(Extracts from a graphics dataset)
— BEGIN —

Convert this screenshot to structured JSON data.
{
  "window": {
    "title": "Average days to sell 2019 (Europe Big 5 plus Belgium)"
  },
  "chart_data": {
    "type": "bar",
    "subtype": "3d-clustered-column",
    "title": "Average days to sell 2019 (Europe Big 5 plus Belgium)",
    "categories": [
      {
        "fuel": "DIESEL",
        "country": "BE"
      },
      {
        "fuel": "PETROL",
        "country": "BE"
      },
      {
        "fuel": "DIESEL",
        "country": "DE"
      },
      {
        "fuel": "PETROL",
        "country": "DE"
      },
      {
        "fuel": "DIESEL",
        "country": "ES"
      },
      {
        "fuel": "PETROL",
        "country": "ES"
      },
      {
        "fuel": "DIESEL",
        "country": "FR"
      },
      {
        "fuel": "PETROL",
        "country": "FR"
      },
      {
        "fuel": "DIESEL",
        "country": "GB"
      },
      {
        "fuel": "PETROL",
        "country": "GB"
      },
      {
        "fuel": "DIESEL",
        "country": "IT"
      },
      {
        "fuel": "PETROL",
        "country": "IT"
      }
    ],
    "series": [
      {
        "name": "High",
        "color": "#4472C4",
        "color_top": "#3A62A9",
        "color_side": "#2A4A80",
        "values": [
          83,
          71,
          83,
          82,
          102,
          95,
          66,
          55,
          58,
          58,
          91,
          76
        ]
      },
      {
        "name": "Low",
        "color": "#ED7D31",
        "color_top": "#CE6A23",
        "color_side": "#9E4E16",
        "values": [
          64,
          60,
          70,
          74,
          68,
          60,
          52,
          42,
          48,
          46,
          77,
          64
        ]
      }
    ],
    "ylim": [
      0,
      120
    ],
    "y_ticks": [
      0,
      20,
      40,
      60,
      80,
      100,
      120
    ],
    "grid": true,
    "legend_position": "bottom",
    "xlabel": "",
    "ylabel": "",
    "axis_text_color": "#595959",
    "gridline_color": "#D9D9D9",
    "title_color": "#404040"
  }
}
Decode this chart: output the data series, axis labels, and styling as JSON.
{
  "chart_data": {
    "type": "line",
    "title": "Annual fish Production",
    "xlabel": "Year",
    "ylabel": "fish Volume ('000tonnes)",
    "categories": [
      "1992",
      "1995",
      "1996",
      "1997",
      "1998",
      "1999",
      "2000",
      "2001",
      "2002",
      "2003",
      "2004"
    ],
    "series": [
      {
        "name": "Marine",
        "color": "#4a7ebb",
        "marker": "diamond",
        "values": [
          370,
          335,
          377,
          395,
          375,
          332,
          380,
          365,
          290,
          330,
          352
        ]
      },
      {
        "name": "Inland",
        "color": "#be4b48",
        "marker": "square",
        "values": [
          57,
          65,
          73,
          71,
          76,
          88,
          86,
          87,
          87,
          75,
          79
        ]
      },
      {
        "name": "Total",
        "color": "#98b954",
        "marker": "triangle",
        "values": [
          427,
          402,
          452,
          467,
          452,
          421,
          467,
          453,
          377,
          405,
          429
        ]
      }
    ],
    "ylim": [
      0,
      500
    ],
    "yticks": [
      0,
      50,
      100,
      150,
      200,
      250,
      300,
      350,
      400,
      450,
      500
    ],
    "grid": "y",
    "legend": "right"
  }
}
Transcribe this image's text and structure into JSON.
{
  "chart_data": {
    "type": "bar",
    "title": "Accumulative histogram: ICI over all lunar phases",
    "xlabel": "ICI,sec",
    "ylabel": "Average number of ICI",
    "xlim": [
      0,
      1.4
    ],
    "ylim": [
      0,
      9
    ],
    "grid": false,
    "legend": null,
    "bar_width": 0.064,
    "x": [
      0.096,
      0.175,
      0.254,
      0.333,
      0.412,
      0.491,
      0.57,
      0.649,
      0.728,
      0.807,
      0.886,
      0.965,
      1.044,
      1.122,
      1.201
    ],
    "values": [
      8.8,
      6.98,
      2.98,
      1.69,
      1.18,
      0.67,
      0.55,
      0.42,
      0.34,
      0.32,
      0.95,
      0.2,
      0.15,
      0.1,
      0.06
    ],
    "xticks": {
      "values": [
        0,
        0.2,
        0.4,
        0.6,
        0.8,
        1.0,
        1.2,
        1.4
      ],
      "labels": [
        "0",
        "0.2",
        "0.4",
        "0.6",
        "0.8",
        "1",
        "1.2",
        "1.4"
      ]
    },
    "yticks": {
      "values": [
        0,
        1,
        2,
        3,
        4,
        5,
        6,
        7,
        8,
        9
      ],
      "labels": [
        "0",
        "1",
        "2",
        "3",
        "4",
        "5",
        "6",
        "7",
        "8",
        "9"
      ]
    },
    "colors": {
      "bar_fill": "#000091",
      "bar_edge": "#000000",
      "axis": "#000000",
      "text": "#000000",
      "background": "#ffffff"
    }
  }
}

— END —

• What to produce
Reproduce the records in full, exactly as written.

• Solution to the exercise
Convert this screenshot to structured JSON data.
{
  "window": {
    "title": "Average days to sell 2019 (Europe Big 5 plus Belgium)"
  },
  "chart_data": {
    "type": "bar",
    "subtype": "3d-clustered-column",
    "title": "Average days to sell 2019 (Europe Big 5 plus Belgium)",
    "categories": [
      {
        "fuel": "DIESEL",
        "country": "BE"
      },
      {
        "fuel": "PETROL",
        "country": "BE"
      },
      {
        "fuel": "DIESEL",
        "country": "DE"
      },
      {
        "fuel": "PETROL",
        "country": "DE"
      },
      {
        "fuel": "DIESEL",
        "country": "ES"
      },
      {
        "fuel": "PETROL",
        "country": "ES"
      },
      {
        "fuel": "DIESEL",
        "country": "FR"
      },
      {
        "fuel": "PETROL",
        "country": "FR"
      },
      {
        "fuel": "DIESEL",
        "country": "GB"
      },
      {
        "fuel": "PETROL",
        "country": "GB"
      },
      {
        "fuel": "DIESEL",
        "country": "IT"
      },
      {
        "fuel": "PETROL",
        "country": "IT"
      }
    ],
    "series": [
      {
        "name": "High",
        "color": "#4472C4",
        "color_top": "#3A62A9",
        "color_side": "#2A4A80",
        "values": [
          83,
          71,
          83,
          82,
          102,
          95,
          66,
          55,
          58,
          58,
          91,
          76
        ]
      },
      {
        "name": "Low",
        "color": "#ED7D31",
        "color_top": "#CE6A23",
        "color_side": "#9E4E16",
        "values": [
          64,
          60,
          70,
          74,
          68,
          60,
          52,
          42,
          48,
          46,
          77,
          64
        ]
      }
    ],
    "ylim": [
      0,
      120
    ],
    "y_ticks": [
      0,
      20,
      40,
      60,
      80,
      100,
      120
    ],
    "grid": true,
    "legend_position": "bottom",
    "xlabel": "",
    "ylabel": "",
    "axis_text_color": "#595959",
    "gridline_color": "#D9D9D9",
    "title_color": "#404040"
  }
}
Decode this chart: output the data series, axis labels, and styling as JSON.
{
  "chart_data": {
    "type": "line",
    "title": "Annual fish Production",
    "xlabel": "Year",
    "ylabel": "fish Volume ('000tonnes)",
    "categories": [
      "1992",
      "1995",
      "1996",
      "1997",
      "1998",
      "1999",
      "2000",
      "2001",
      "2002",
      "2003",
      "2004"
    ],
    "series": [
      {
        "name": "Marine",
        "color": "#4a7ebb",
        "marker": "diamond",
        "values": [
          370,
          335,
          377,
          395,
          375,
          332,
          380,
          365,
          290,
          330,
          352
        ]
      },
      {
        "name": "Inland",
        "color": "#be4b48",
        "marker": "square",
        "values": [
          57,
          65,
          73,
          71,
          76,
          88,
          86,
          87,
          87,
          75,
          79
        ]
      },
      {
        "name": "Total",
        "color": "#98b954",
        "marker": "triangle",
        "values": [
          427,
          402,
          452,
          467,
          452,
          421,
          467,
          453,
          377,
          405,
          429
        ]
      }
    ],
    "ylim": [
      0,
      500
    ],
    "yticks": [
      0,
      50,
      100,
      150,
      200,
      250,
      300,
      350,
      400,
      450,
      500
    ],
    "grid": "y",
    "legend": "right"
  }
}
Transcribe this image's text and structure into JSON.
{
  "chart_data": {
    "type": "bar",
    "title": "Accumulative histogram: ICI over all lunar phases",
    "xlabel": "ICI,sec",
    "ylabel": "Average number of ICI",
    "xlim": [
      0,
      1.4
    ],
    "ylim": [
      0,
      9
    ],
    "grid": false,
    "legend": null,
    "bar_width": 0.064,
    "x": [
      0.096,
      0.175,
      0.254,
      0.333,
      0.412,
      0.491,
      0.57,
      0.649,
      0.728,
      0.807,
      0.886,
      0.965,
      1.044,
      1.122,
      1.201
    ],
    "values": [
      8.8,
      6.98,
      2.98,
      1.69,
      1.18,
      0.67,
      0.55,
      0.42,
      0.34,
      0.32,
      0.95,
      0.2,
      0.15,
      0.1,
      0.06
    ],
    "xticks": {
      "values": [
        0,
        0.2,
        0.4,
        0.6,
        0.8,
        1.0,
        1.2,
        1.4
      ],
      "labels": [
        "0",
        "0.2",
        "0.4",
        "0.6",
        "0.8",
        "1",
        "1.2",
        "1.4"
      ]
    },
    "yticks": {
      "values": [
        0,
        1,
        2,
        3,
        4,
        5,
        6,
        7,
        8,
        9
      ],
      "labels": [
        "0",
        "1",
        "2",
        "3",
        "4",
        "5",
        "6",
        "7",
        "8",
        "9"
      ]
    },
    "colors": {
      "bar_fill": "#000091",
      "bar_edge": "#000000",
      "axis": "#000000",
      "text": "#000000",
      "background": "#ffffff"
    }
  }
}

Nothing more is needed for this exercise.